:: Supplied records

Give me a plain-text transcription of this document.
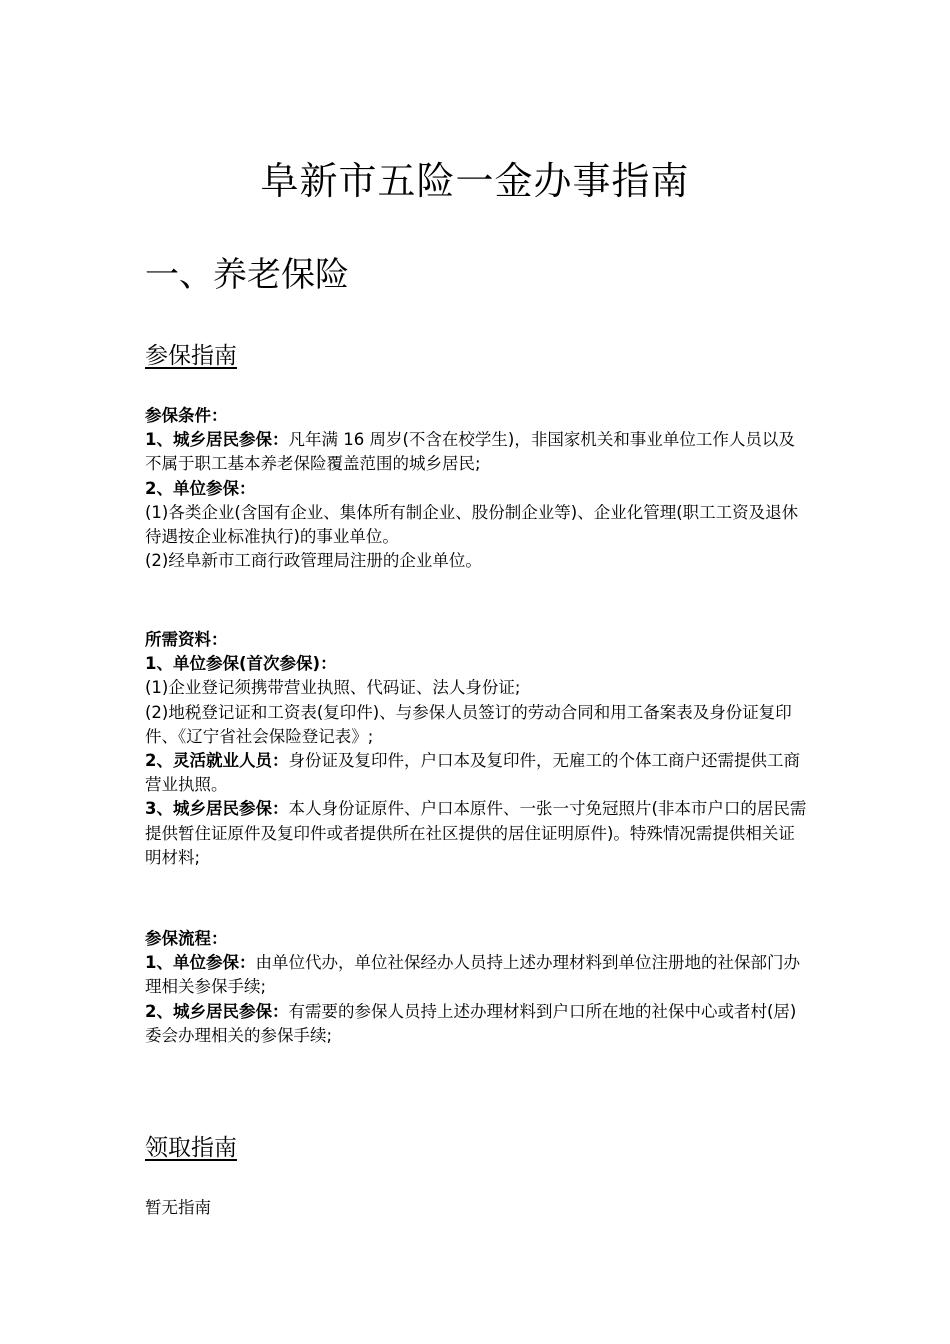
阜新市五险一金办事指南
一、养老保险
参保指南

参保条件：

1、城乡居民参保：凡年满 16 周岁(不含在校学生)，非国家机关和事业单位工作人员以及不属于职工基本养老保险覆盖范围的城乡居民;

2、单位参保：

(1)各类企业(含国有企业、集体所有制企业、股份制企业等)、企业化管理(职工工资及退休待遇按企业标准执行)的事业单位。

(2)经阜新市工商行政管理局注册的企业单位。

所需资料：

1、单位参保(首次参保)：

(1)企业登记须携带营业执照、代码证、法人身份证;

(2)地税登记证和工资表(复印件)、与参保人员签订的劳动合同和用工备案表及身份证复印件、《辽宁省社会保险登记表》;

2、灵活就业人员：身份证及复印件，户口本及复印件，无雇工的个体工商户还需提供工商营业执照。

3、城乡居民参保：本人身份证原件、户口本原件、一张一寸免冠照片(非本市户口的居民需提供暂住证原件及复印件或者提供所在社区提供的居住证明原件)。特殊情况需提供相关证明材料;

参保流程：

1、单位参保：由单位代办，单位社保经办人员持上述办理材料到单位注册地的社保部门办理相关参保手续;

2、城乡居民参保：有需要的参保人员持上述办理材料到户口所在地的社保中心或者村(居)委会办理相关的参保手续;

领取指南

暂无指南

::::

▶ _Exercise prompt_:
Exclude the pictures and transcribe all of the entries exactly.

▶ _Exercise answer_:
Give me a plain-text transcription of this document.
阜新市五险一金办事指南
一、养老保险
参保指南

参保条件：

1、城乡居民参保：凡年满 16 周岁(不含在校学生)，非国家机关和事业单位工作人员以及不属于职工基本养老保险覆盖范围的城乡居民;

2、单位参保：

(1)各类企业(含国有企业、集体所有制企业、股份制企业等)、企业化管理(职工工资及退休待遇按企业标准执行)的事业单位。

(2)经阜新市工商行政管理局注册的企业单位。

所需资料：

1、单位参保(首次参保)：

(1)企业登记须携带营业执照、代码证、法人身份证;

(2)地税登记证和工资表(复印件)、与参保人员签订的劳动合同和用工备案表及身份证复印件、《辽宁省社会保险登记表》;

2、灵活就业人员：身份证及复印件，户口本及复印件，无雇工的个体工商户还需提供工商营业执照。

3、城乡居民参保：本人身份证原件、户口本原件、一张一寸免冠照片(非本市户口的居民需提供暂住证原件及复印件或者提供所在社区提供的居住证明原件)。特殊情况需提供相关证明材料;

参保流程：

1、单位参保：由单位代办，单位社保经办人员持上述办理材料到单位注册地的社保部门办理相关参保手续;

2、城乡居民参保：有需要的参保人员持上述办理材料到户口所在地的社保中心或者村(居)委会办理相关的参保手续;

领取指南

暂无指南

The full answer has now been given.